(The exercise): Count every line of the listing where the string "source" occurs, and reply with the count alone.

======== Entries ========

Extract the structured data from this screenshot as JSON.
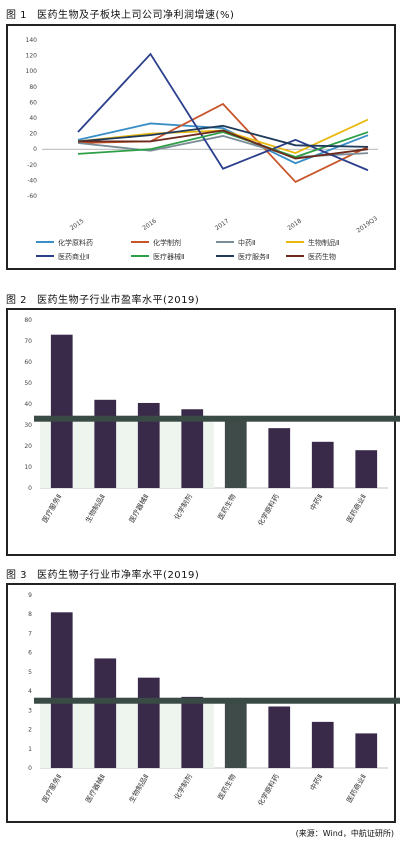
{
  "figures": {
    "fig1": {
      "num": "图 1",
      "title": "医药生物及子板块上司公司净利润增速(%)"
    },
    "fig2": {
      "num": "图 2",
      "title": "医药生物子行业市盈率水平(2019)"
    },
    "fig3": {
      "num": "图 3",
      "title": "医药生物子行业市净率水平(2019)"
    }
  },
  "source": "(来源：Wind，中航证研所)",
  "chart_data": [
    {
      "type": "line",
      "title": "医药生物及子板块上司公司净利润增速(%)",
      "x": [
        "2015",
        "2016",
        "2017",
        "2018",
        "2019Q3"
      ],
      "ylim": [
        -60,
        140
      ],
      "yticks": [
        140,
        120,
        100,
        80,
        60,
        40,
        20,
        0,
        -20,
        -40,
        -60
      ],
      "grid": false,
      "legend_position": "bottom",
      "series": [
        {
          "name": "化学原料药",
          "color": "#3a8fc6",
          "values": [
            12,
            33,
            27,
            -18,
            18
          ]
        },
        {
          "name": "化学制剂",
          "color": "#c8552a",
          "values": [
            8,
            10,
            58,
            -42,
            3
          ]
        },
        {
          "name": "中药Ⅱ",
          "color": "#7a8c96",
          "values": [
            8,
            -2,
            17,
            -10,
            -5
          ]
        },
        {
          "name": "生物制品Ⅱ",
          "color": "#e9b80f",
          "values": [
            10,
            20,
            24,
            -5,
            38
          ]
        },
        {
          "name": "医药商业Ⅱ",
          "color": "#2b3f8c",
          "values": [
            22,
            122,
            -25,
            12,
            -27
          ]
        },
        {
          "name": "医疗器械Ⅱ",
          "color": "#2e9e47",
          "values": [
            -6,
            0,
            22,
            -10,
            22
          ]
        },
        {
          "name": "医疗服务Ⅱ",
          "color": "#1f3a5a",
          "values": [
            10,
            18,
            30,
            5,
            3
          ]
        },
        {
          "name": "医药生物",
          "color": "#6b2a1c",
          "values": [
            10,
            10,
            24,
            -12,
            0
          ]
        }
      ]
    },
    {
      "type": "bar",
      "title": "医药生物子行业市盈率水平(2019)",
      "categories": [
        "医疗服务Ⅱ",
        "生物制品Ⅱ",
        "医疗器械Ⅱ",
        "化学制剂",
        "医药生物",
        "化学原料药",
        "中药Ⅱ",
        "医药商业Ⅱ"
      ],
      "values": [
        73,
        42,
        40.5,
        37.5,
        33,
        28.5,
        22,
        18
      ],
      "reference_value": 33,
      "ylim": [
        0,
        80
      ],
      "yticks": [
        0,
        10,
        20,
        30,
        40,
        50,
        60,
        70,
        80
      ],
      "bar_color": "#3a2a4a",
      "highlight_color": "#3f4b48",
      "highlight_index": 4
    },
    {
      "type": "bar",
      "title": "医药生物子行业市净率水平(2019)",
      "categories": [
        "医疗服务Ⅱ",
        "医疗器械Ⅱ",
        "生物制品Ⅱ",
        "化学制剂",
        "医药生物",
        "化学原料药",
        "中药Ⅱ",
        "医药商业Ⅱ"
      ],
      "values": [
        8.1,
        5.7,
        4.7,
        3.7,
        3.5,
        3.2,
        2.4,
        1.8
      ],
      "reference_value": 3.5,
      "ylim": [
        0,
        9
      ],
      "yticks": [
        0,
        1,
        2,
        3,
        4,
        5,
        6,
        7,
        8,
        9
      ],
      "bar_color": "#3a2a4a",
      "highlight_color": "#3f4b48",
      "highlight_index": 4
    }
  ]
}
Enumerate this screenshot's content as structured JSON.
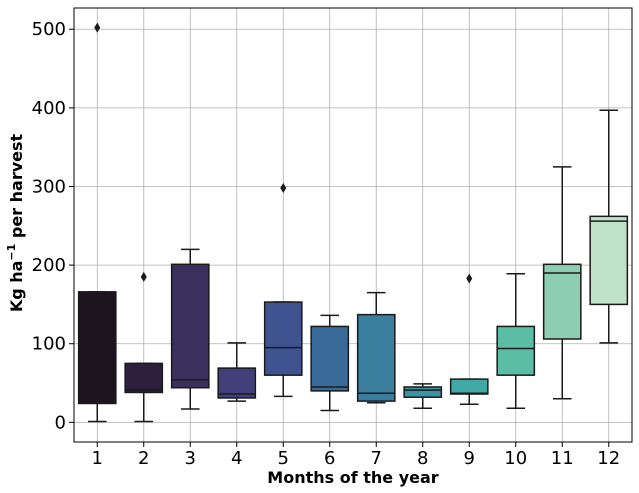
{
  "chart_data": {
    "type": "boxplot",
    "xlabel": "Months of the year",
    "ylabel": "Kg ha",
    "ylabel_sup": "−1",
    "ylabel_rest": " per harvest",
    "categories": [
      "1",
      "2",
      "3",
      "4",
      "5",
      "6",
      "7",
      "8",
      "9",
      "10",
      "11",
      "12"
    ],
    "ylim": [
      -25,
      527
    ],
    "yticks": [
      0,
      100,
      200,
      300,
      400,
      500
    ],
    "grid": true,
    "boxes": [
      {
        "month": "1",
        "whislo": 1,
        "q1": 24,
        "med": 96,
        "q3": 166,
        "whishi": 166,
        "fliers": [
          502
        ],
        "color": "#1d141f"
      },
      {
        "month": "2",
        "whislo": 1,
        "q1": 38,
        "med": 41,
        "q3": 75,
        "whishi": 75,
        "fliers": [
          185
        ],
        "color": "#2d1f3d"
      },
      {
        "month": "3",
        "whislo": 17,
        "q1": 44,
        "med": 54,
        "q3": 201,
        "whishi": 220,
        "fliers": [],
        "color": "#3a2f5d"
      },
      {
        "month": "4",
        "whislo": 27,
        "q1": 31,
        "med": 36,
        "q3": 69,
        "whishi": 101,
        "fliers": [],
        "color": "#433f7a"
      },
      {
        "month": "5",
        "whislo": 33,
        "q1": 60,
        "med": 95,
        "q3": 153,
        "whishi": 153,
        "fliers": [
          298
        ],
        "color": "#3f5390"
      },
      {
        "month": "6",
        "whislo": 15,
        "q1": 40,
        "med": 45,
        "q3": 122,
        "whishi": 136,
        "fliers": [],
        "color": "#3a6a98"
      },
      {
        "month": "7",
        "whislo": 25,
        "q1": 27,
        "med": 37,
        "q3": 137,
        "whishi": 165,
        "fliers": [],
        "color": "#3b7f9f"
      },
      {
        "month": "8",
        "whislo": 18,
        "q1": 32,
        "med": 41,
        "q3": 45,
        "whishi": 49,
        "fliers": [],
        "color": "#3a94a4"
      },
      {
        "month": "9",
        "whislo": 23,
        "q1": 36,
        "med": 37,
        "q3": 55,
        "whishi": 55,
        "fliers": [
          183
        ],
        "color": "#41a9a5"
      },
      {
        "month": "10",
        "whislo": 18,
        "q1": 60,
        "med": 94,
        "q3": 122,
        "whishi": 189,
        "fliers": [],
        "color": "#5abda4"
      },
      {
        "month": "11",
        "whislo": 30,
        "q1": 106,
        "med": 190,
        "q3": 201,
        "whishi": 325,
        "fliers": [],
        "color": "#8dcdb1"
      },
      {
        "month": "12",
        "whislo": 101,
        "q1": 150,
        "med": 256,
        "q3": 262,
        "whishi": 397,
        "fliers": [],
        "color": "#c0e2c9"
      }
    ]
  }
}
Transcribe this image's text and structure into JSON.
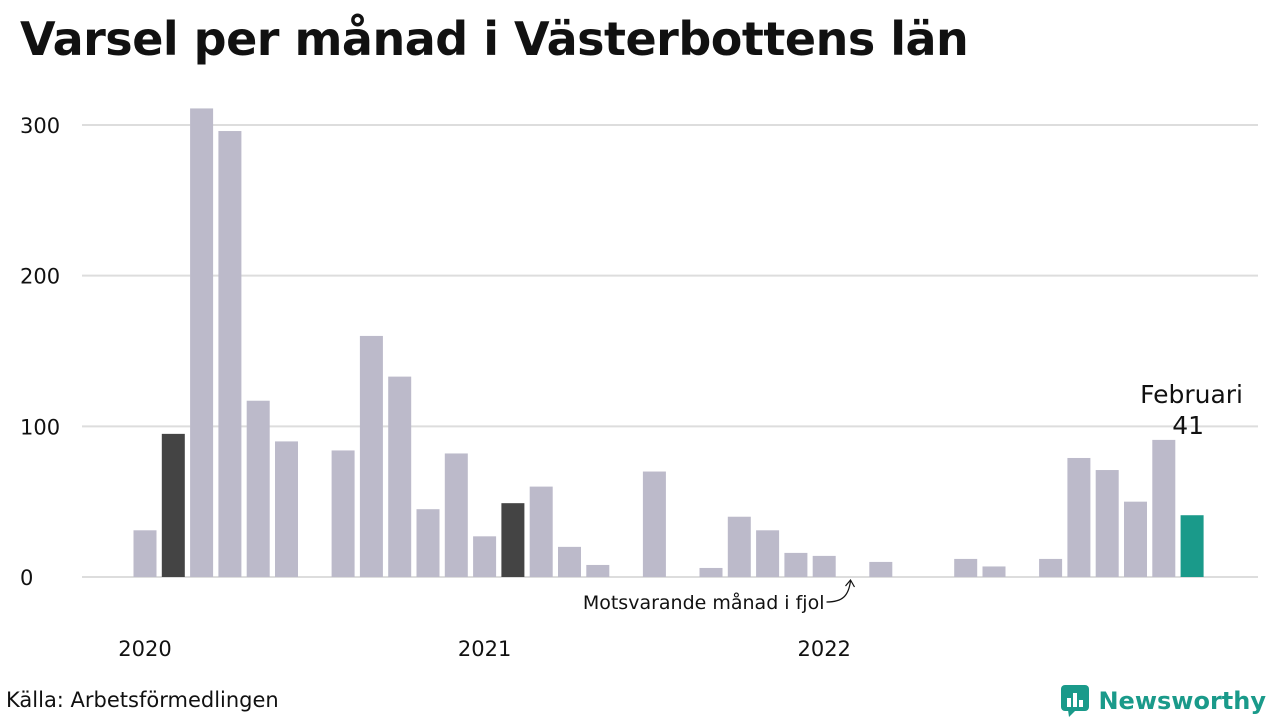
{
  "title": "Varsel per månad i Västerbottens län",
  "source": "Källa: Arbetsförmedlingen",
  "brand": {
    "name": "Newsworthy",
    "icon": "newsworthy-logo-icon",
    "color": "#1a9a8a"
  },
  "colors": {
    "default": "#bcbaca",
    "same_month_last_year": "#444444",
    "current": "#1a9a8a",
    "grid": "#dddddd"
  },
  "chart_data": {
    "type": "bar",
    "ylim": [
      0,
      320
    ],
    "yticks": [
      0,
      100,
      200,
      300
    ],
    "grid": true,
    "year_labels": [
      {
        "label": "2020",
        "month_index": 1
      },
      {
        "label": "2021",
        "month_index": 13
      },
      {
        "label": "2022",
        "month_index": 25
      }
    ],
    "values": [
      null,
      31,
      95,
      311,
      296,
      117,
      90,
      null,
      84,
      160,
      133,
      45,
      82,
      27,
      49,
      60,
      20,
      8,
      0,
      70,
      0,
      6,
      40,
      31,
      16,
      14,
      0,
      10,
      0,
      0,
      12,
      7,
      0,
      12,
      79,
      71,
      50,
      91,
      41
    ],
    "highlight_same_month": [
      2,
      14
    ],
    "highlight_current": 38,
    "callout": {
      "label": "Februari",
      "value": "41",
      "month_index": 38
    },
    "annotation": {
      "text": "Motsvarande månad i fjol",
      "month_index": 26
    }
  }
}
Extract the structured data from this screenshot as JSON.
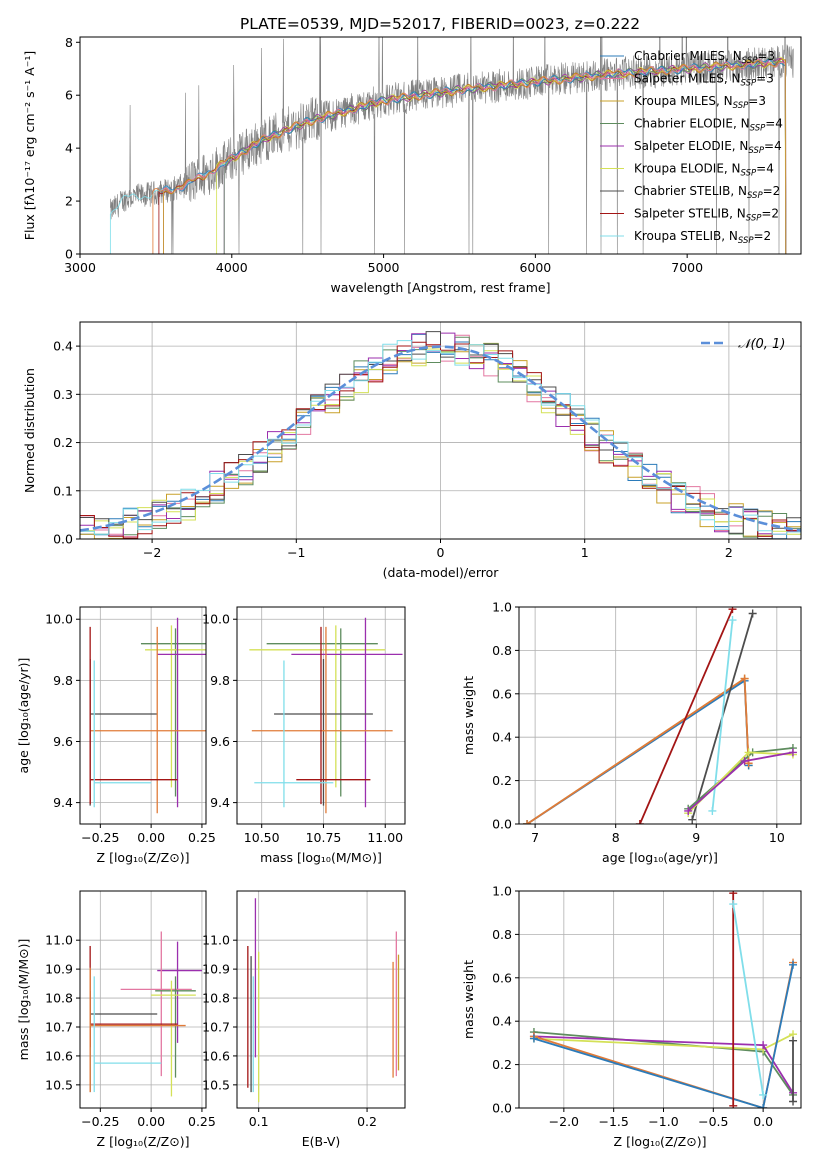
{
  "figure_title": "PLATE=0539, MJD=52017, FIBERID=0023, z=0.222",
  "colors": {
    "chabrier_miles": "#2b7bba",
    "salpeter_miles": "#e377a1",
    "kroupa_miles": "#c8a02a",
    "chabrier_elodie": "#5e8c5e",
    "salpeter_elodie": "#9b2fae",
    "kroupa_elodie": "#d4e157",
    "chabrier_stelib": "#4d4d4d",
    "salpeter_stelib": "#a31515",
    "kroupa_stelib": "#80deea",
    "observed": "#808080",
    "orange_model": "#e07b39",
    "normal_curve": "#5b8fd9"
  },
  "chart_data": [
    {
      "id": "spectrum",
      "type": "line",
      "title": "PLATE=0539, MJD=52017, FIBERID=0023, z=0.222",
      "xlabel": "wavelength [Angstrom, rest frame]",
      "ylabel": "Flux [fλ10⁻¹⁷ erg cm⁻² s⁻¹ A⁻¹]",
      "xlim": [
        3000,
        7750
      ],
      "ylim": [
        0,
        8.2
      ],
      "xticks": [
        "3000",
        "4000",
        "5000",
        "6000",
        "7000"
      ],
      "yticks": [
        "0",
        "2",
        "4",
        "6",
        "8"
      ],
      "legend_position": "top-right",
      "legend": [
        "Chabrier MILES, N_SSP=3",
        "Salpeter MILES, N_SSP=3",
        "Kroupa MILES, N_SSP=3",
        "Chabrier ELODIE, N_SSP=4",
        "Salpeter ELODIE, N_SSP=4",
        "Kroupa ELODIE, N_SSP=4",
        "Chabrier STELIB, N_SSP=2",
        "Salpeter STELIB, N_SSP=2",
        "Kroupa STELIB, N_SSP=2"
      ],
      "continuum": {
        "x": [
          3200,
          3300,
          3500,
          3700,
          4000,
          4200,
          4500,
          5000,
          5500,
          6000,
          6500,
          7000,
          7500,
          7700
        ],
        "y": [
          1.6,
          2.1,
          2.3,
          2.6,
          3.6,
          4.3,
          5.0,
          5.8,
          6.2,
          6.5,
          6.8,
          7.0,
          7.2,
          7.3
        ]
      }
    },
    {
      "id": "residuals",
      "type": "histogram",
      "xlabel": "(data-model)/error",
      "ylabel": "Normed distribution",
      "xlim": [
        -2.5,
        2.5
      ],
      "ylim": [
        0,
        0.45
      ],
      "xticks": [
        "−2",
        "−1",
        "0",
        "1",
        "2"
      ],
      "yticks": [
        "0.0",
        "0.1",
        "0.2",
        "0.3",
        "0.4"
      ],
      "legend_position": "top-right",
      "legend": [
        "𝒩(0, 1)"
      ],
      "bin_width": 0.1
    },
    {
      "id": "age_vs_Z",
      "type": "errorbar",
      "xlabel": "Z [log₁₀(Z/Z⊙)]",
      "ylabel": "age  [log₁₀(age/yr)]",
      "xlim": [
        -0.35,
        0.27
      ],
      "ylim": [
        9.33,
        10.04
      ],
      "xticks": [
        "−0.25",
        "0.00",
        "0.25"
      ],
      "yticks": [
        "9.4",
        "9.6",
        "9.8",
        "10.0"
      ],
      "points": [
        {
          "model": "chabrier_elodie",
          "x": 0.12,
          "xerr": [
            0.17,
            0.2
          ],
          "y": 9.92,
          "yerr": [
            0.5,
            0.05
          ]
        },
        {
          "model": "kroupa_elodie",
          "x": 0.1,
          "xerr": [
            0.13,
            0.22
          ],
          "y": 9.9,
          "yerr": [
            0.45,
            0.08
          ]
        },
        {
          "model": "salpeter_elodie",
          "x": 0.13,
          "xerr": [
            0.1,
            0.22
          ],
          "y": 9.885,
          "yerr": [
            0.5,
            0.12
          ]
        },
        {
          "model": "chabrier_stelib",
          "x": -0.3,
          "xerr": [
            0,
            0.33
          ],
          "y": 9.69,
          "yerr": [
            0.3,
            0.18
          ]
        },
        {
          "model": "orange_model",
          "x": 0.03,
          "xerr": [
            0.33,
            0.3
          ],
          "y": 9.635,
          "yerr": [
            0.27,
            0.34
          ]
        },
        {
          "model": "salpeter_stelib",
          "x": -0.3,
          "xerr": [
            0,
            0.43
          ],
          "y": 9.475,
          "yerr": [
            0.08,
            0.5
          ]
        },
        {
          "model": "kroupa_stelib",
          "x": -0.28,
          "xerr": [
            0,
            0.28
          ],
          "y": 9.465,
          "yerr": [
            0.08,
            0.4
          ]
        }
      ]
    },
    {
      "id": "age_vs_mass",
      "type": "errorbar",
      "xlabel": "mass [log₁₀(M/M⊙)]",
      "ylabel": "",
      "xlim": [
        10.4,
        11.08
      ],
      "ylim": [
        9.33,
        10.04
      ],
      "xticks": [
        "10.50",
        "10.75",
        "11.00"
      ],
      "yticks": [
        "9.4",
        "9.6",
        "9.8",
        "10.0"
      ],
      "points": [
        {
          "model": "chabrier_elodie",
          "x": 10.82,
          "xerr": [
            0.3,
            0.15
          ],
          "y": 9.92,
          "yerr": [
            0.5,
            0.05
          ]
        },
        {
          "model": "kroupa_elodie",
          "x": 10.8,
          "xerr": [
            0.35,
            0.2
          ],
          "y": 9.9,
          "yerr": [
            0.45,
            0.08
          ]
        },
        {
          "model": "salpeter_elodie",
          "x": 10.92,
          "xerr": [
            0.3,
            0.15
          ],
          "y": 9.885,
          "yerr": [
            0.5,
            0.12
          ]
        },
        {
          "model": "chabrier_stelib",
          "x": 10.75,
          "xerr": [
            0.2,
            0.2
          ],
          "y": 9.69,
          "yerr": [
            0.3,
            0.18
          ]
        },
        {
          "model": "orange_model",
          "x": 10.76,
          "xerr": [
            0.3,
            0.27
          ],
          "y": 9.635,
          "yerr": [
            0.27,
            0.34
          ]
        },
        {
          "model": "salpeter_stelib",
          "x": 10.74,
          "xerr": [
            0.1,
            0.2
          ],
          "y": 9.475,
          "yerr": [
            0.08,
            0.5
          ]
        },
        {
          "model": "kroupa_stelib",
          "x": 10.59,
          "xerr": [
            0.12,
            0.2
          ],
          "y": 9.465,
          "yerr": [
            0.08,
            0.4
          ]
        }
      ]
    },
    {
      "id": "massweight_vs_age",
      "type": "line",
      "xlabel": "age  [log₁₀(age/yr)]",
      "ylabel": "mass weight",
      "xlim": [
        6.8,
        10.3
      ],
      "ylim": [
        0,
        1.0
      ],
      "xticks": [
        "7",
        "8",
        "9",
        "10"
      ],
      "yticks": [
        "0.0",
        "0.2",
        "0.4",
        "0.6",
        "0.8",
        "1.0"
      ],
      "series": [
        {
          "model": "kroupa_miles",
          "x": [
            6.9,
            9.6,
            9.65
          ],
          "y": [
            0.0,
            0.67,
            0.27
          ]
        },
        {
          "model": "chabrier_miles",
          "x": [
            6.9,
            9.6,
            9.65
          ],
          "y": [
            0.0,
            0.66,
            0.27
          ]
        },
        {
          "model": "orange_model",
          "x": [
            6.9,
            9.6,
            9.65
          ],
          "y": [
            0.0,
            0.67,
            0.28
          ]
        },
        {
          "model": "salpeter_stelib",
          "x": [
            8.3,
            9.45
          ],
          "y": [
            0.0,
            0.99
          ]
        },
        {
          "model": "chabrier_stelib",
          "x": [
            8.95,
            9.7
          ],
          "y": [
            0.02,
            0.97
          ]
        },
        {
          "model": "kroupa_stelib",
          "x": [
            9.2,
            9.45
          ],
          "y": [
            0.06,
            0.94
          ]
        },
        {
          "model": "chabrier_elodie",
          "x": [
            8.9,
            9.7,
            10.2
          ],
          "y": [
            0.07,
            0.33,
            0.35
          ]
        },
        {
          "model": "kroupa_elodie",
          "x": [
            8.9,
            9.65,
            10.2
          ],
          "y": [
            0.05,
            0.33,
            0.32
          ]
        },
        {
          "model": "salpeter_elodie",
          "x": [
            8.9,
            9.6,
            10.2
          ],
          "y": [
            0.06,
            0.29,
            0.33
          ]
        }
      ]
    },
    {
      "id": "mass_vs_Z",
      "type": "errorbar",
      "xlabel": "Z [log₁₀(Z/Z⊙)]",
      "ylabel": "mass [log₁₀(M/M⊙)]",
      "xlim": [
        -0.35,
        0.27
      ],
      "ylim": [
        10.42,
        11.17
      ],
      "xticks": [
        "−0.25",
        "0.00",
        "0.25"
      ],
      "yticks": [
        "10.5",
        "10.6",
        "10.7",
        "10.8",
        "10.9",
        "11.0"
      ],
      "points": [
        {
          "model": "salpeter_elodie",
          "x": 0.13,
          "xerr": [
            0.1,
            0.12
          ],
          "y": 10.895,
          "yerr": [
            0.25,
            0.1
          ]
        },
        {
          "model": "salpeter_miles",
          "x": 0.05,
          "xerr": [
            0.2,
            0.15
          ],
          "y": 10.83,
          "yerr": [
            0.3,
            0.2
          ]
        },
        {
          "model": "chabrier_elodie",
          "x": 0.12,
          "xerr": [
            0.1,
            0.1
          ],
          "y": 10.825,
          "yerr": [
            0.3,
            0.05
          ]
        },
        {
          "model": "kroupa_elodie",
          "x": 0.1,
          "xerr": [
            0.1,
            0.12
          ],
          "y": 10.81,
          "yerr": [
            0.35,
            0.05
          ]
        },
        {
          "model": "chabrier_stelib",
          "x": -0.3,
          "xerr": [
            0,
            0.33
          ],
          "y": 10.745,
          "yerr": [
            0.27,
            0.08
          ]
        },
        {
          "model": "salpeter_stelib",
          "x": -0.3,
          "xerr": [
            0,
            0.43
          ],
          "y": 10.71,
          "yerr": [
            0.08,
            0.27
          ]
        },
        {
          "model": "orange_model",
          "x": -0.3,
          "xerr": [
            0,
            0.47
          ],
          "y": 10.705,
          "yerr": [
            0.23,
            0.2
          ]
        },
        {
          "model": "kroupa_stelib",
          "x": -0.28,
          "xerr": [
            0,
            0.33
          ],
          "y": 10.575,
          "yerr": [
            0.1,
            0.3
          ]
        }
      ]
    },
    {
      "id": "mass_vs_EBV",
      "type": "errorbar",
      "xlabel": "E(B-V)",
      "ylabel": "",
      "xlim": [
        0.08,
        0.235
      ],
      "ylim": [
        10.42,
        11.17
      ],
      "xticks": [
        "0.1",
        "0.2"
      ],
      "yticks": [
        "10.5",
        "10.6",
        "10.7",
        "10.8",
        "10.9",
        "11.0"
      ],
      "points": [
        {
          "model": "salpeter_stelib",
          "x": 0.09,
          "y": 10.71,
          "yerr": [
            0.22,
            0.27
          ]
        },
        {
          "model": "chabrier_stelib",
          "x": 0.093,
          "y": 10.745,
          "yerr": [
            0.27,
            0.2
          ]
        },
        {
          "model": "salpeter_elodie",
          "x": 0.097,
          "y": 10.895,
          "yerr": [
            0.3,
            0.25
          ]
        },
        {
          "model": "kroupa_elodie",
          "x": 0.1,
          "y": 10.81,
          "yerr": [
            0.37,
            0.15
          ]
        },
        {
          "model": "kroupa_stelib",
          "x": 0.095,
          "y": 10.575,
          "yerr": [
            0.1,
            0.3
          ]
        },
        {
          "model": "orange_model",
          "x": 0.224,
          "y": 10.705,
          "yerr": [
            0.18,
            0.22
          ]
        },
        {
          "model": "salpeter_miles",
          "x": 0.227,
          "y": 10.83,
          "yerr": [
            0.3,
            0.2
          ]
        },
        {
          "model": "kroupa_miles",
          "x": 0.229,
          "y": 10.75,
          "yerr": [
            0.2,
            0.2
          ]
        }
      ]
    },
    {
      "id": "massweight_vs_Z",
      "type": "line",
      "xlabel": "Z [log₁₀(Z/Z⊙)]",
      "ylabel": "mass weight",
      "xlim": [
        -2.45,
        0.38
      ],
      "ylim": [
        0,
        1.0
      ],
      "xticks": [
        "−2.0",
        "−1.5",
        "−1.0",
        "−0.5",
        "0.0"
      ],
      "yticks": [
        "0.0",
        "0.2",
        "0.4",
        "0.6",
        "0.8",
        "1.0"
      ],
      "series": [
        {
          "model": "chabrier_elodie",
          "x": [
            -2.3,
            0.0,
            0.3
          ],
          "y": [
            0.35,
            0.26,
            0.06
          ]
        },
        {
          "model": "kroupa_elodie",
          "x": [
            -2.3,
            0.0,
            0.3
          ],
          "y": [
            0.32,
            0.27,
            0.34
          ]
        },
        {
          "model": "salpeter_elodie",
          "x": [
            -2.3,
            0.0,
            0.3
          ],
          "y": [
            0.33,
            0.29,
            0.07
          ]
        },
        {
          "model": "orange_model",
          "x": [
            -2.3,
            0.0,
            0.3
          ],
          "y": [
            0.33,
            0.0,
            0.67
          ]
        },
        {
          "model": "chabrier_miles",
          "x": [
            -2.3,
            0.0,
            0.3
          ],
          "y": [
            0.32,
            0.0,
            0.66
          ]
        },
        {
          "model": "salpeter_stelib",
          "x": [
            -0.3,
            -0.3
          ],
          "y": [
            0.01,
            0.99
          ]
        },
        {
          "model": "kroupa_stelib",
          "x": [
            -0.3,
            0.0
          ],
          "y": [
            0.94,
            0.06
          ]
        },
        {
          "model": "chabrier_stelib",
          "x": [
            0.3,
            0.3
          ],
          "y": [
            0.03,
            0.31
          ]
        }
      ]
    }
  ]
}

========

(Complete answer): 2